Please give the listing again in its entirety, exactly as written.

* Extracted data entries
## begin

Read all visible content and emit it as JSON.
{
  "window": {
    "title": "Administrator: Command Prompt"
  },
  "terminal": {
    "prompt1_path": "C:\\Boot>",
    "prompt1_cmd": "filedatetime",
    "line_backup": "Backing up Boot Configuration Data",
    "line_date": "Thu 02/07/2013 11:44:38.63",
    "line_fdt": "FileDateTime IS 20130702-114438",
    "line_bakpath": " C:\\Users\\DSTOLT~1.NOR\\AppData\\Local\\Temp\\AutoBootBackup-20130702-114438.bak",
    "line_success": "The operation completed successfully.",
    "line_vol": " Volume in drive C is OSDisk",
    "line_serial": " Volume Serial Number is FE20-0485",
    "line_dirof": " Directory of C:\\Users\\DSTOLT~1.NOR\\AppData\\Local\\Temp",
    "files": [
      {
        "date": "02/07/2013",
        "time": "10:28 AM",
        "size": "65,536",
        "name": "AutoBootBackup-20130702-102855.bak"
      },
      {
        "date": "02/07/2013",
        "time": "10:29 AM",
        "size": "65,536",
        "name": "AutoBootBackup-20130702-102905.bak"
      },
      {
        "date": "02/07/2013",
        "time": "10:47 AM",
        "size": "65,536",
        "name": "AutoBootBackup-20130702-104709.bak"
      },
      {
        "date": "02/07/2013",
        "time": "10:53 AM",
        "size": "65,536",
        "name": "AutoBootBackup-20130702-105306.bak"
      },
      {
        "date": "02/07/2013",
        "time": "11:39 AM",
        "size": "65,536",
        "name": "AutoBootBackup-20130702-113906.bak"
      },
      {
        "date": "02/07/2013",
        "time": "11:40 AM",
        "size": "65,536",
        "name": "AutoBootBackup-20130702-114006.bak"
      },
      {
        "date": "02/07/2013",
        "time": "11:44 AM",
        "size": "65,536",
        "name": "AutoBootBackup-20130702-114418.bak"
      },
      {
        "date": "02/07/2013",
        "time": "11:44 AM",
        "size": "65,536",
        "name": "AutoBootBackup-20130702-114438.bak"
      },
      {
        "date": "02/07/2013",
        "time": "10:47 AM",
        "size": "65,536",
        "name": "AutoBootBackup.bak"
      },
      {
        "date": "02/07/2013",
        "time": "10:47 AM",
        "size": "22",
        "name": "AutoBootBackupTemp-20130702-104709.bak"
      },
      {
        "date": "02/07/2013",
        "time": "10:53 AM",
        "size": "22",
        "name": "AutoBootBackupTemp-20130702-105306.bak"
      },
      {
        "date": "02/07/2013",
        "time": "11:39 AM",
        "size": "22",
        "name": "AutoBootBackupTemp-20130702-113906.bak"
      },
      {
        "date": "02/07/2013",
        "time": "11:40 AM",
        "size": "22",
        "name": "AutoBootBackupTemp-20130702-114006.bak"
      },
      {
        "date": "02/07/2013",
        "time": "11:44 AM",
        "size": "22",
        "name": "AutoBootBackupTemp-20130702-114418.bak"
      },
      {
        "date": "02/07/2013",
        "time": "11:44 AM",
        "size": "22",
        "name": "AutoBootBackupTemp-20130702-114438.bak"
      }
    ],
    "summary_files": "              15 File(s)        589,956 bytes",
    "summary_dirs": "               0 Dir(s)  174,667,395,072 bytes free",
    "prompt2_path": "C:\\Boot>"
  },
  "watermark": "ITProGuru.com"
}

## end

* FULL OUTPUT
Read all visible content and emit it as JSON.
{
  "window": {
    "title": "Administrator: Command Prompt"
  },
  "terminal": {
    "prompt1_path": "C:\\Boot>",
    "prompt1_cmd": "filedatetime",
    "line_backup": "Backing up Boot Configuration Data",
    "line_date": "Thu 02/07/2013 11:44:38.63",
    "line_fdt": "FileDateTime IS 20130702-114438",
    "line_bakpath": " C:\\Users\\DSTOLT~1.NOR\\AppData\\Local\\Temp\\AutoBootBackup-20130702-114438.bak",
    "line_success": "The operation completed successfully.",
    "line_vol": " Volume in drive C is OSDisk",
    "line_serial": " Volume Serial Number is FE20-0485",
    "line_dirof": " Directory of C:\\Users\\DSTOLT~1.NOR\\AppData\\Local\\Temp",
    "files": [
      {
        "date": "02/07/2013",
        "time": "10:28 AM",
        "size": "65,536",
        "name": "AutoBootBackup-20130702-102855.bak"
      },
      {
        "date": "02/07/2013",
        "time": "10:29 AM",
        "size": "65,536",
        "name": "AutoBootBackup-20130702-102905.bak"
      },
      {
        "date": "02/07/2013",
        "time": "10:47 AM",
        "size": "65,536",
        "name": "AutoBootBackup-20130702-104709.bak"
      },
      {
        "date": "02/07/2013",
        "time": "10:53 AM",
        "size": "65,536",
        "name": "AutoBootBackup-20130702-105306.bak"
      },
      {
        "date": "02/07/2013",
        "time": "11:39 AM",
        "size": "65,536",
        "name": "AutoBootBackup-20130702-113906.bak"
      },
      {
        "date": "02/07/2013",
        "time": "11:40 AM",
        "size": "65,536",
        "name": "AutoBootBackup-20130702-114006.bak"
      },
      {
        "date": "02/07/2013",
        "time": "11:44 AM",
        "size": "65,536",
        "name": "AutoBootBackup-20130702-114418.bak"
      },
      {
        "date": "02/07/2013",
        "time": "11:44 AM",
        "size": "65,536",
        "name": "AutoBootBackup-20130702-114438.bak"
      },
      {
        "date": "02/07/2013",
        "time": "10:47 AM",
        "size": "65,536",
        "name": "AutoBootBackup.bak"
      },
      {
        "date": "02/07/2013",
        "time": "10:47 AM",
        "size": "22",
        "name": "AutoBootBackupTemp-20130702-104709.bak"
      },
      {
        "date": "02/07/2013",
        "time": "10:53 AM",
        "size": "22",
        "name": "AutoBootBackupTemp-20130702-105306.bak"
      },
      {
        "date": "02/07/2013",
        "time": "11:39 AM",
        "size": "22",
        "name": "AutoBootBackupTemp-20130702-113906.bak"
      },
      {
        "date": "02/07/2013",
        "time": "11:40 AM",
        "size": "22",
        "name": "AutoBootBackupTemp-20130702-114006.bak"
      },
      {
        "date": "02/07/2013",
        "time": "11:44 AM",
        "size": "22",
        "name": "AutoBootBackupTemp-20130702-114418.bak"
      },
      {
        "date": "02/07/2013",
        "time": "11:44 AM",
        "size": "22",
        "name": "AutoBootBackupTemp-20130702-114438.bak"
      }
    ],
    "summary_files": "              15 File(s)        589,956 bytes",
    "summary_dirs": "               0 Dir(s)  174,667,395,072 bytes free",
    "prompt2_path": "C:\\Boot>"
  },
  "watermark": "ITProGuru.com"
}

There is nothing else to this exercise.